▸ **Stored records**
* begin *

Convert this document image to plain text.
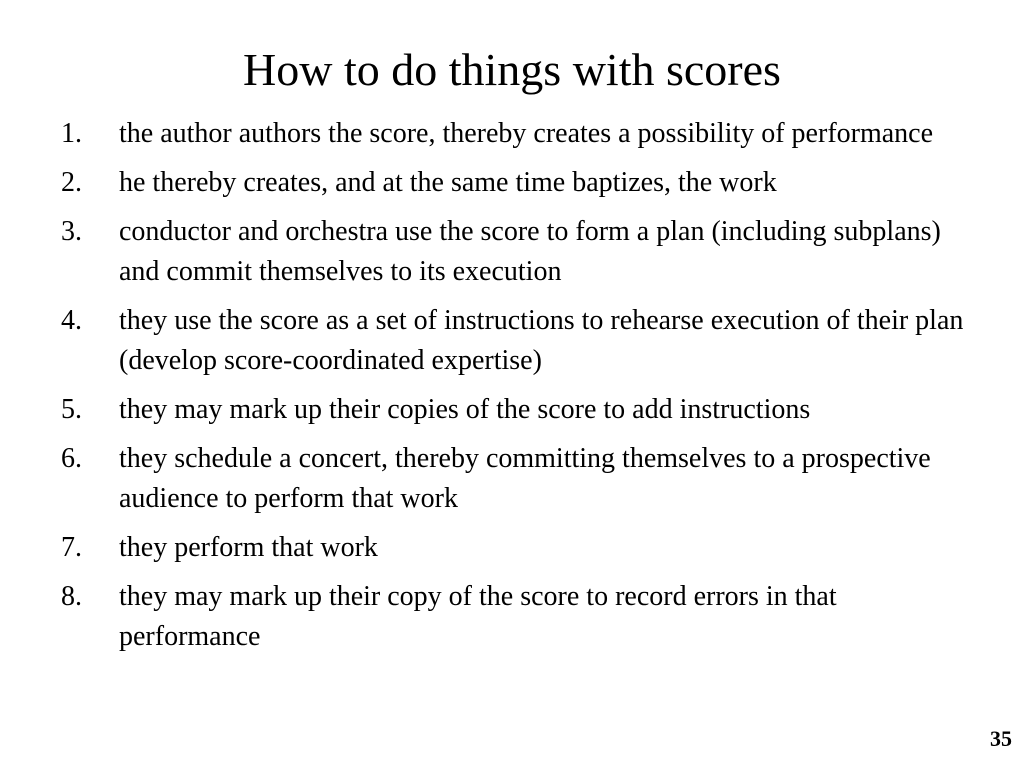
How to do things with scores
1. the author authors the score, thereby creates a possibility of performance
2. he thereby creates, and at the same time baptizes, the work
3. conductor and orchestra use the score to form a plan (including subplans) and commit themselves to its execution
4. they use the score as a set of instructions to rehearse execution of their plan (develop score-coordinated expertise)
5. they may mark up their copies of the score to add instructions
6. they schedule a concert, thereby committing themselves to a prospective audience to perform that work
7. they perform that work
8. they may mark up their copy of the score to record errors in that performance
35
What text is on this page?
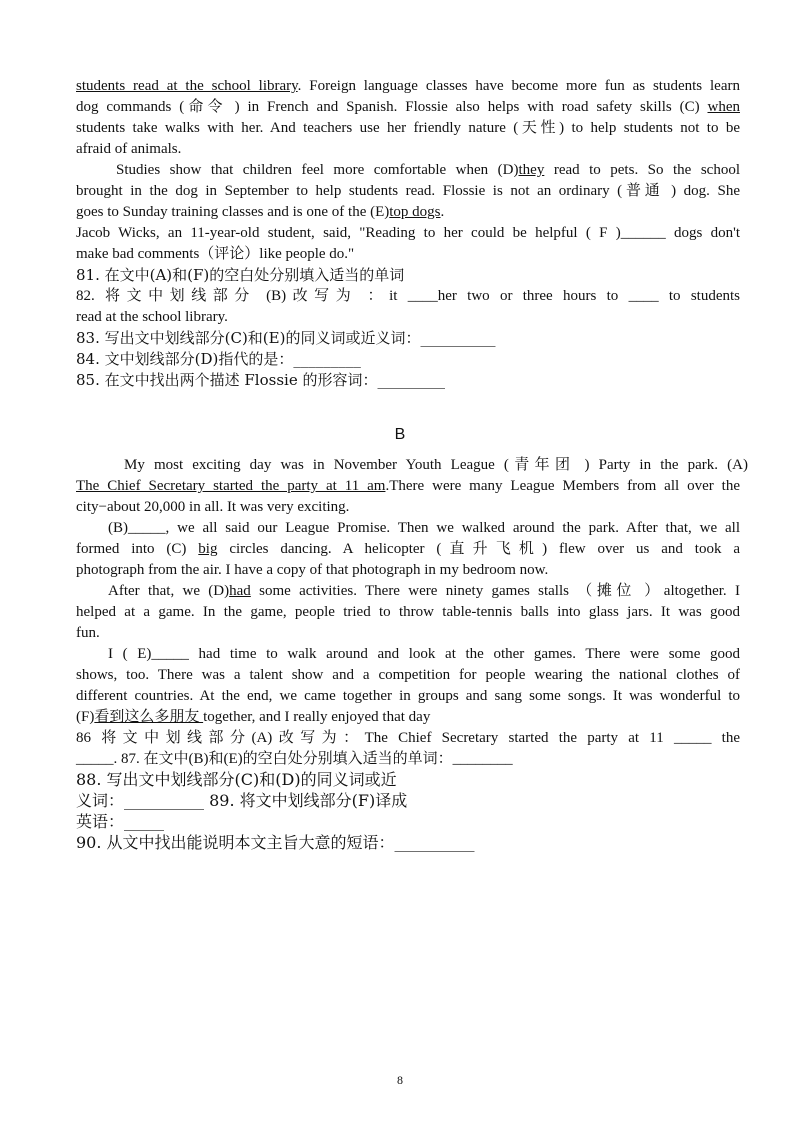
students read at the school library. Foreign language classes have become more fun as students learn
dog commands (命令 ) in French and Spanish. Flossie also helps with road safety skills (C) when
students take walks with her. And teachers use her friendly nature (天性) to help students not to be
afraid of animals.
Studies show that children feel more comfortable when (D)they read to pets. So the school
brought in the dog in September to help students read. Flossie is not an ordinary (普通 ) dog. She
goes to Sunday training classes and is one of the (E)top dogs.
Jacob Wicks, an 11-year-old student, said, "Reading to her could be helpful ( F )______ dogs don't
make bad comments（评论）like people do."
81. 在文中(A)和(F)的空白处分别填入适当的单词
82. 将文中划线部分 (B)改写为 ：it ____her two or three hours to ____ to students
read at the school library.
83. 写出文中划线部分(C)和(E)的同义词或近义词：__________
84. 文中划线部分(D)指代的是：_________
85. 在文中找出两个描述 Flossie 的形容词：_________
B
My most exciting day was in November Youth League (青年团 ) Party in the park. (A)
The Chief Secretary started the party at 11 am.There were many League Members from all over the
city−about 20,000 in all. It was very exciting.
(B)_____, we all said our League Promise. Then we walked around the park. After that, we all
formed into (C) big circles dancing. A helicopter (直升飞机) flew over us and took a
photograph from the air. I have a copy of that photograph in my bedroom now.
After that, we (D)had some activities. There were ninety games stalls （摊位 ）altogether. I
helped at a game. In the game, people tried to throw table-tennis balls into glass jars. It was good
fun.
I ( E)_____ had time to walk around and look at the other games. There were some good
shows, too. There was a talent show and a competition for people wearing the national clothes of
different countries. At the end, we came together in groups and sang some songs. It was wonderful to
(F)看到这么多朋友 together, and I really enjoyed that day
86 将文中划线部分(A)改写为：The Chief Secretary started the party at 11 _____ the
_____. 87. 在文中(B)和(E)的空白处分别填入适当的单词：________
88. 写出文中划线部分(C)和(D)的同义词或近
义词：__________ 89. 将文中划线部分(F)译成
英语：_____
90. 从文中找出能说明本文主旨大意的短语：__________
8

* end *
* begin *

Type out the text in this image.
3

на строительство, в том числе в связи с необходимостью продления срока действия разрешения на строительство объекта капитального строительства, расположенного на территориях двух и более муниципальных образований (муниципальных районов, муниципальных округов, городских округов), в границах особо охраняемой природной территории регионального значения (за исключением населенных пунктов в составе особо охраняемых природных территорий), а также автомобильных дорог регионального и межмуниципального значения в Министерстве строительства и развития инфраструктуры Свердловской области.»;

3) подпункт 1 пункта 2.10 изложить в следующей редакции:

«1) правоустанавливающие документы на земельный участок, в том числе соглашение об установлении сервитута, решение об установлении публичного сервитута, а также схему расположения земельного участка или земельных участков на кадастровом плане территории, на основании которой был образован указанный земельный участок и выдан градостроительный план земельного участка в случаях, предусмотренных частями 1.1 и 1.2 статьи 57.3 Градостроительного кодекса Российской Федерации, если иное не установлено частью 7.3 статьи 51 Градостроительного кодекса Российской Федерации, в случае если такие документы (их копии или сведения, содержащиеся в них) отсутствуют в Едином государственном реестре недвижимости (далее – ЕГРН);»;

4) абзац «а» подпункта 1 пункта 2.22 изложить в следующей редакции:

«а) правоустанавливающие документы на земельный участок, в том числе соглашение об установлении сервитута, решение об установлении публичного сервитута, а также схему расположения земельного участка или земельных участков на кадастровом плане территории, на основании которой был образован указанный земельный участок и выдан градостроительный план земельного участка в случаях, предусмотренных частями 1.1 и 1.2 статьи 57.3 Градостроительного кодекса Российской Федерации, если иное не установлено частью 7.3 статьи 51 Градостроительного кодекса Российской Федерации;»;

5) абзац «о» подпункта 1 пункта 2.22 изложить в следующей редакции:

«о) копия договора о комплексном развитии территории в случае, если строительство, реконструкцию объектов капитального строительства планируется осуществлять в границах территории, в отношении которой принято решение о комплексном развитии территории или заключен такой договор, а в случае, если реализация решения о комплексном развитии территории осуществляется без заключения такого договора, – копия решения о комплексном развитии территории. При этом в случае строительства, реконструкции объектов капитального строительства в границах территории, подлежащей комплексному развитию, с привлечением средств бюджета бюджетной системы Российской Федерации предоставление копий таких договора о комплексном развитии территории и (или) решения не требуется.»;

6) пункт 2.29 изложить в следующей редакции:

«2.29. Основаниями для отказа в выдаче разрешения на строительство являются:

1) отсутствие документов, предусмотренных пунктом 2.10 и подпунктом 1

* end *
* begin *

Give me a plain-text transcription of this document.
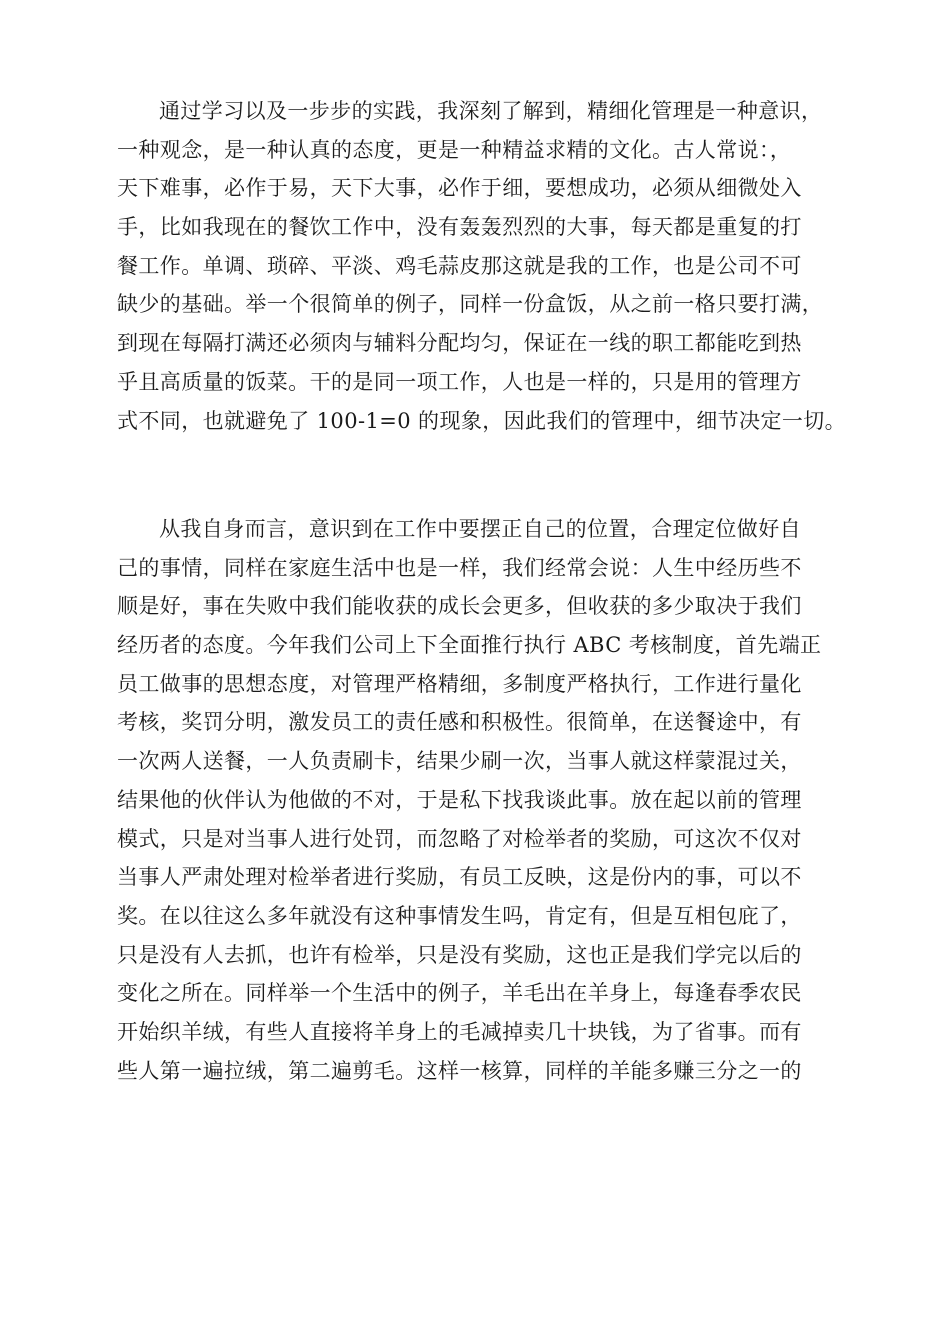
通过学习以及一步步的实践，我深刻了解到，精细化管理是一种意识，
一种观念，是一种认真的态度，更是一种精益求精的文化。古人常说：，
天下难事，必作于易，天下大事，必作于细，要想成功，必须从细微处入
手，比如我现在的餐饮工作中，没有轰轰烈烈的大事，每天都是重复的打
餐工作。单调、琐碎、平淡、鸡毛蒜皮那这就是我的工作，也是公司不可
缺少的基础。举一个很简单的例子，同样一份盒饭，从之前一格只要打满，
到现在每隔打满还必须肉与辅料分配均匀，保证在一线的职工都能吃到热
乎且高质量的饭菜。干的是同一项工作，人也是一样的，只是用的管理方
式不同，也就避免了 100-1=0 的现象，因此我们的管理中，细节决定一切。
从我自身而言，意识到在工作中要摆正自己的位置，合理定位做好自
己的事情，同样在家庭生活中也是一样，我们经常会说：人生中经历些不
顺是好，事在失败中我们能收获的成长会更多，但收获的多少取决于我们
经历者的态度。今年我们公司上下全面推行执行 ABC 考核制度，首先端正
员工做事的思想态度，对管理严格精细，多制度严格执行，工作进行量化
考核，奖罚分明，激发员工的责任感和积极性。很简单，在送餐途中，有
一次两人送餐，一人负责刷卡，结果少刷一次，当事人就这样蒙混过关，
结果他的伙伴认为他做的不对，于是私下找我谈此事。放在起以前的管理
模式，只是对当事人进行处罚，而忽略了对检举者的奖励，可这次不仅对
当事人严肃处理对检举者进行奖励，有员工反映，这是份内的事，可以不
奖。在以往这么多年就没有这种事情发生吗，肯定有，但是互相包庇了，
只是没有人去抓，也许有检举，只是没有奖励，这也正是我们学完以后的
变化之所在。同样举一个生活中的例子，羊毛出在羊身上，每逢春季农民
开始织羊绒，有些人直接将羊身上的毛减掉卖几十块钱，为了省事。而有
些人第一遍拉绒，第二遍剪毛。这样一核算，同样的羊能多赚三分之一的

* end *

▸ **GIVEN TASK**
Only lines with the word "some" are wanted, so copy each one from the records.

▸ **EXERCISE OUTPUT**
After that, we (D)had some activities. There were ninety games stalls （摊位 ）altogether. I
I ( E)_____ had time to walk around and look at the other games. There were some good
different countries. At the end, we came together in groups and sang some songs. It was wonderful to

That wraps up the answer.